Dataset records:
——————

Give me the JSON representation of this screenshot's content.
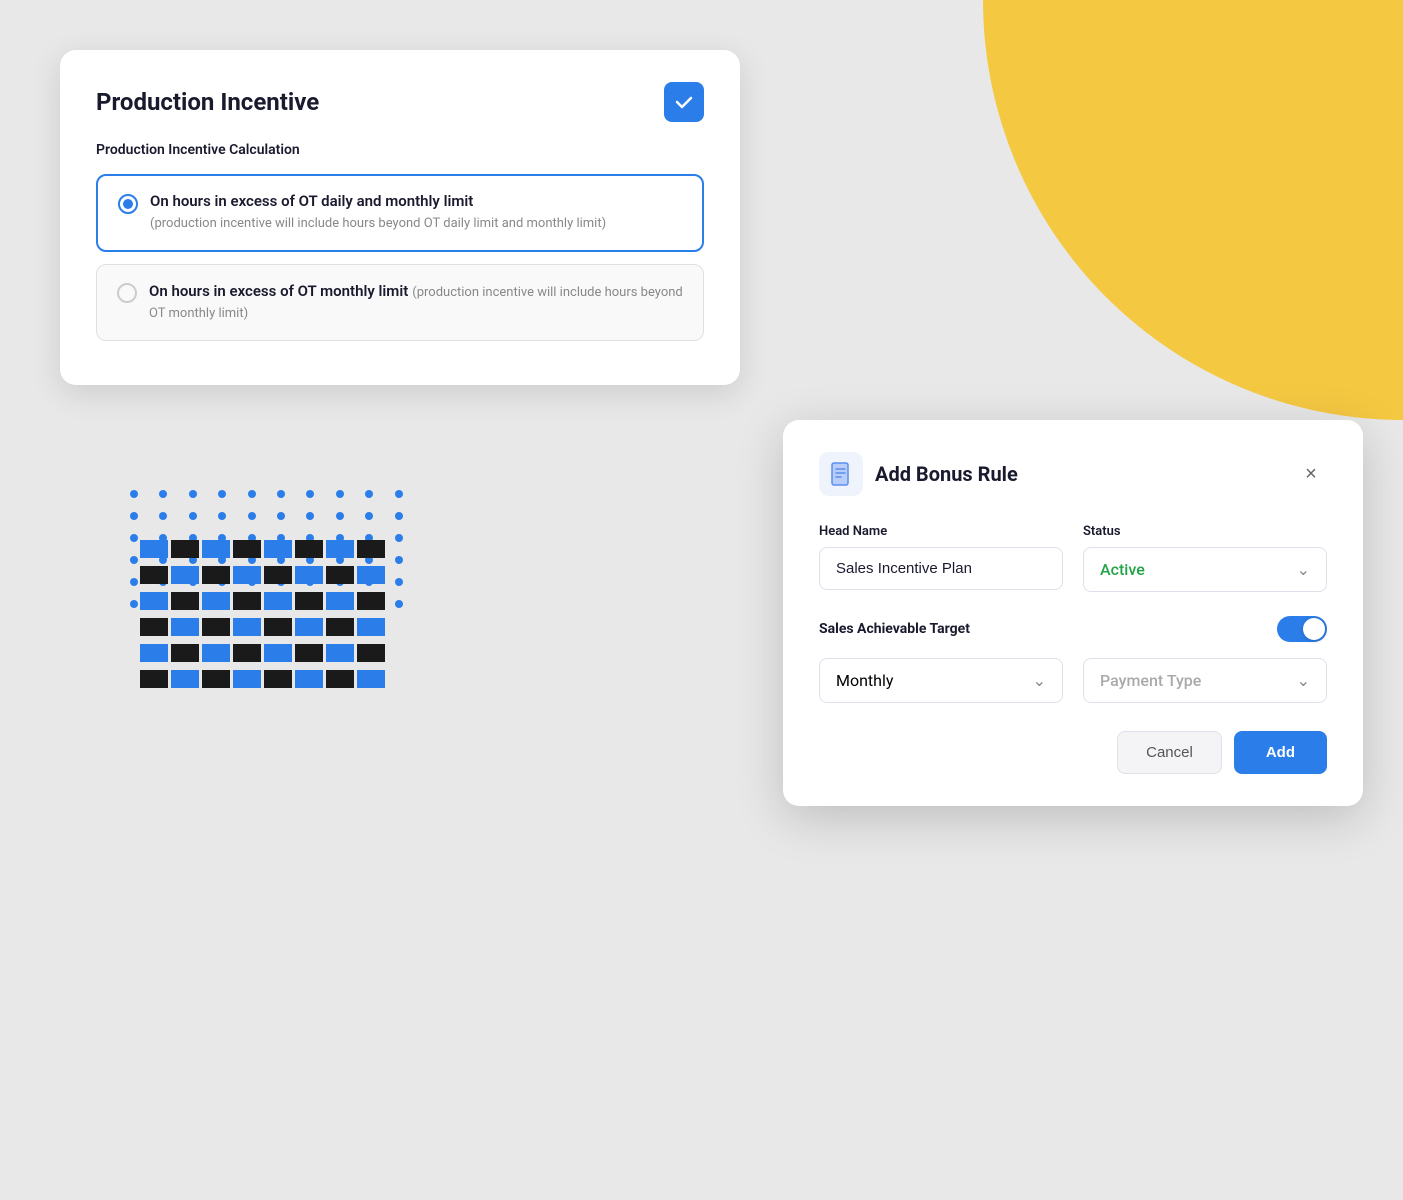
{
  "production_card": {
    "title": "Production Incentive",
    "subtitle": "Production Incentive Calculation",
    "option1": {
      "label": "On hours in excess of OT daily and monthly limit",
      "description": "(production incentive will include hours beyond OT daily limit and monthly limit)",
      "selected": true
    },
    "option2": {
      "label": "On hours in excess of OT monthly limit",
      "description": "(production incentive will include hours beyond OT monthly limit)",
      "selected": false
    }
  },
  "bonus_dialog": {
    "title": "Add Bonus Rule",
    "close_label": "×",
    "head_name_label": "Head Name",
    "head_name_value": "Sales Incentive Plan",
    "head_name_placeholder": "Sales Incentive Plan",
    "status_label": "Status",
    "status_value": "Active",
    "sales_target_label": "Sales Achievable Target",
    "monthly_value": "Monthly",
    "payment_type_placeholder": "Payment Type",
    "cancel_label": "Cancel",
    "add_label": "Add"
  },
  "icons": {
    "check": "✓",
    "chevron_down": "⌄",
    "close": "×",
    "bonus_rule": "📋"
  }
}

——————

Exercise objective: Select every line in the records above that contains the word "Plan".

Solution to the exercise:
    "head_name_value": "Sales Incentive Plan",
    "head_name_placeholder": "Sales Incentive Plan",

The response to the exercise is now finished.